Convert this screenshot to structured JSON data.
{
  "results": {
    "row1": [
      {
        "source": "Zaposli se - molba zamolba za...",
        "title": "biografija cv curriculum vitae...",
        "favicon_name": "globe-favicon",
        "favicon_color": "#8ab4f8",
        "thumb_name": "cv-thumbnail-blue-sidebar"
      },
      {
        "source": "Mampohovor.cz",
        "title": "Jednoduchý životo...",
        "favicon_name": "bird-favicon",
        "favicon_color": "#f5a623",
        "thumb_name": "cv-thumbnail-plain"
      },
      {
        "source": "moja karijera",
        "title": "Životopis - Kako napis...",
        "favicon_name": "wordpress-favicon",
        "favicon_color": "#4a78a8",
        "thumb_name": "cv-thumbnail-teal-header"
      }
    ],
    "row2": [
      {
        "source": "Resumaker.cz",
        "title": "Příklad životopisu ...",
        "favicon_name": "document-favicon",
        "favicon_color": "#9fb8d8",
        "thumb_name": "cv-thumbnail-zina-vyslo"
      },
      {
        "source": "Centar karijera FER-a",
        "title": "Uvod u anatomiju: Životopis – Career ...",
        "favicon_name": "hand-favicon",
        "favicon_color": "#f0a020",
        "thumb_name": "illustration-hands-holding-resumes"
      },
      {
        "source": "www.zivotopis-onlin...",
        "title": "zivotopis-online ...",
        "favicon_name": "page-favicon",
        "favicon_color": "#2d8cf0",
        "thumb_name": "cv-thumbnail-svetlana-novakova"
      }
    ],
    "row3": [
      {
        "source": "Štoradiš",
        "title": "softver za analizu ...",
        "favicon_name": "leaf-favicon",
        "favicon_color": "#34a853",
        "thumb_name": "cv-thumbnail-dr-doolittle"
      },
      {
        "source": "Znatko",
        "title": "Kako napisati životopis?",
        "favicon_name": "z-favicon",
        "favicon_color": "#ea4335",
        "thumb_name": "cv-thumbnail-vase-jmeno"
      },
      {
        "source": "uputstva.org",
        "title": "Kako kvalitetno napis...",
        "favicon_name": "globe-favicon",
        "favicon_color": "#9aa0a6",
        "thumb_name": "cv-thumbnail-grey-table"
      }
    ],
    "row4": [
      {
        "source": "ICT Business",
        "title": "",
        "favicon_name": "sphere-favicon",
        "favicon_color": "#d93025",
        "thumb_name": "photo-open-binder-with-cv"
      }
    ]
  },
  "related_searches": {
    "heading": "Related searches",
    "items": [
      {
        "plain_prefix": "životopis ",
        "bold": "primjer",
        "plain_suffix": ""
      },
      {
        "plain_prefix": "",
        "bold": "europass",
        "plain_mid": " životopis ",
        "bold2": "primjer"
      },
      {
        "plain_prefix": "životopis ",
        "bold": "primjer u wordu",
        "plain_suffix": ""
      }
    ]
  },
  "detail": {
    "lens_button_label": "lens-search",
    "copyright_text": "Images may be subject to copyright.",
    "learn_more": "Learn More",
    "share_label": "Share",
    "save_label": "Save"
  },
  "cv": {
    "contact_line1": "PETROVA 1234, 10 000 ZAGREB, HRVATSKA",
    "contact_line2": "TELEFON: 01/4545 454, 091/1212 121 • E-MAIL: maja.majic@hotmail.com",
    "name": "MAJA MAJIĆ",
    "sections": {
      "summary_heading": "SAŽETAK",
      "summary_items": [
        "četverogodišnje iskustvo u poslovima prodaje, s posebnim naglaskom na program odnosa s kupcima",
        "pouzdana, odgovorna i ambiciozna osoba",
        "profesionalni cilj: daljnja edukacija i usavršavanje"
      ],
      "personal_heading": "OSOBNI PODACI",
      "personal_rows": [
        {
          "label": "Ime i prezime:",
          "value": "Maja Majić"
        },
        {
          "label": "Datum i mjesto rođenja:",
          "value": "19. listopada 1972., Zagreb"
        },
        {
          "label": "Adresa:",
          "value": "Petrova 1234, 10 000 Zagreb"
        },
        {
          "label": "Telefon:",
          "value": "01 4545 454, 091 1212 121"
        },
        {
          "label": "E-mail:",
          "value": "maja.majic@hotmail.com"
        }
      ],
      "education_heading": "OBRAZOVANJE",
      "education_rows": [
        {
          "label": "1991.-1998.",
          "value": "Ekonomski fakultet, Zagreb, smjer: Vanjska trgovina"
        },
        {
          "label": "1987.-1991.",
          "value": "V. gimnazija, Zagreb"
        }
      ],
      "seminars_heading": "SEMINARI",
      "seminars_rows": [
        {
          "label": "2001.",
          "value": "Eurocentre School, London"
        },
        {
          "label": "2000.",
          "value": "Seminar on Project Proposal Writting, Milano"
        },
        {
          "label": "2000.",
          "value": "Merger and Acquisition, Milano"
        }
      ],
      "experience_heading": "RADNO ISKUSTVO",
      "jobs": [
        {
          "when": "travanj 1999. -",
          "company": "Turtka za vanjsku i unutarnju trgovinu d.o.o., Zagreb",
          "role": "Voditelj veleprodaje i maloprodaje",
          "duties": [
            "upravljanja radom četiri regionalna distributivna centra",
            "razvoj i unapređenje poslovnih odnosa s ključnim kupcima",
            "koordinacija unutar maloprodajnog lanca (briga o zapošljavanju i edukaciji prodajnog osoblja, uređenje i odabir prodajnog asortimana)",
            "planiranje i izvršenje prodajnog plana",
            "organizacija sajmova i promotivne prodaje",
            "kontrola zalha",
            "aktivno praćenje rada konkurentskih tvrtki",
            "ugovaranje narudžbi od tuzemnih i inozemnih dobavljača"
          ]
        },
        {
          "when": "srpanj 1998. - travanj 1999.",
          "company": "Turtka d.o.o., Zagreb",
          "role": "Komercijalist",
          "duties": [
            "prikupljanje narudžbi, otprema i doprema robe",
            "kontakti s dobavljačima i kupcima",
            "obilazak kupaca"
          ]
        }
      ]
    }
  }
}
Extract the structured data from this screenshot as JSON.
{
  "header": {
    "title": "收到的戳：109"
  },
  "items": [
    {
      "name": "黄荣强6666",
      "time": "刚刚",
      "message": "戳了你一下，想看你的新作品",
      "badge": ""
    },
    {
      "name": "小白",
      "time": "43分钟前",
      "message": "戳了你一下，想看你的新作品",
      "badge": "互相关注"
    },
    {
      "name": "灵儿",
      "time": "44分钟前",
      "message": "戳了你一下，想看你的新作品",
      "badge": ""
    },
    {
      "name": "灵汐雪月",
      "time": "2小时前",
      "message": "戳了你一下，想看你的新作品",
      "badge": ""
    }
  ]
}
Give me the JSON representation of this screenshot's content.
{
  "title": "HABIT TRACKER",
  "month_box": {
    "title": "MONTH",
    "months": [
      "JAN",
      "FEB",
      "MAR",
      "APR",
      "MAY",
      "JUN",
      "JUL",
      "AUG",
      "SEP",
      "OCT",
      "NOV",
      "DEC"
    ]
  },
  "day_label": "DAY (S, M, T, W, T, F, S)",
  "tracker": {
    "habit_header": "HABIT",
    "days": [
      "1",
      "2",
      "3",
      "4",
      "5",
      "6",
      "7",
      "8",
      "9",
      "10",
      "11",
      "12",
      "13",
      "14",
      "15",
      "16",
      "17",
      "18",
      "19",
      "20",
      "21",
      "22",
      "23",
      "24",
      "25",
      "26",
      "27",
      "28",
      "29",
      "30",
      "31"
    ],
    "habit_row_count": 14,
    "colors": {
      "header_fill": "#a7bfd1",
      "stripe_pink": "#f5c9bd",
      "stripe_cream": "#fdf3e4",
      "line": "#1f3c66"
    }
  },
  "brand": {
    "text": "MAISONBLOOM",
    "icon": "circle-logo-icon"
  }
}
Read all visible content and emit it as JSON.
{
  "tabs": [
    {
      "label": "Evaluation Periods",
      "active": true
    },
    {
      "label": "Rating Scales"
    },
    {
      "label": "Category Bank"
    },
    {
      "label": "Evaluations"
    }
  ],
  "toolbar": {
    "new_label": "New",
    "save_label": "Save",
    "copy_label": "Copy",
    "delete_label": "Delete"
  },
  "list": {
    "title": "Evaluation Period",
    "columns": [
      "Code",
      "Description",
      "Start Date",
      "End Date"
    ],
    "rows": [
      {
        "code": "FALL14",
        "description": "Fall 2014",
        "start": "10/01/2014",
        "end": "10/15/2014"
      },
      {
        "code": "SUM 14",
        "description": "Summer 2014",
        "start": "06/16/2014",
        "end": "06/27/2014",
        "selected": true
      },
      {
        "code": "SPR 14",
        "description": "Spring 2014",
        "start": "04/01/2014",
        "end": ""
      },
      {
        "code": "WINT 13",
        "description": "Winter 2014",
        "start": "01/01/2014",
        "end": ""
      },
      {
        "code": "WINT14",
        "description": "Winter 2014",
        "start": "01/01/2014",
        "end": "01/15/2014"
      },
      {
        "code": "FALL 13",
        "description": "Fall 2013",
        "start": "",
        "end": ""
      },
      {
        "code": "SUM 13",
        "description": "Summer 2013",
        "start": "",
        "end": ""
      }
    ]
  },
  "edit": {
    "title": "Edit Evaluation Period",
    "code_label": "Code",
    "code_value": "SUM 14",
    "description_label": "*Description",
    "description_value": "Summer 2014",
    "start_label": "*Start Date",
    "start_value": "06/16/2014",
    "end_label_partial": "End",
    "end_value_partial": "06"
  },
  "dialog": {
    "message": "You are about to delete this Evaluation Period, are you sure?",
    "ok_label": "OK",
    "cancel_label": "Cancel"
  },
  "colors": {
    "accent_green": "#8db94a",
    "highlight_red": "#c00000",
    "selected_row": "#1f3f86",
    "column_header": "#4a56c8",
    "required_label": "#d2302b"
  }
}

### What is expected
Go through the records line by line and count those containing the string "zivotopis". Give only the total.

### Result of the task
2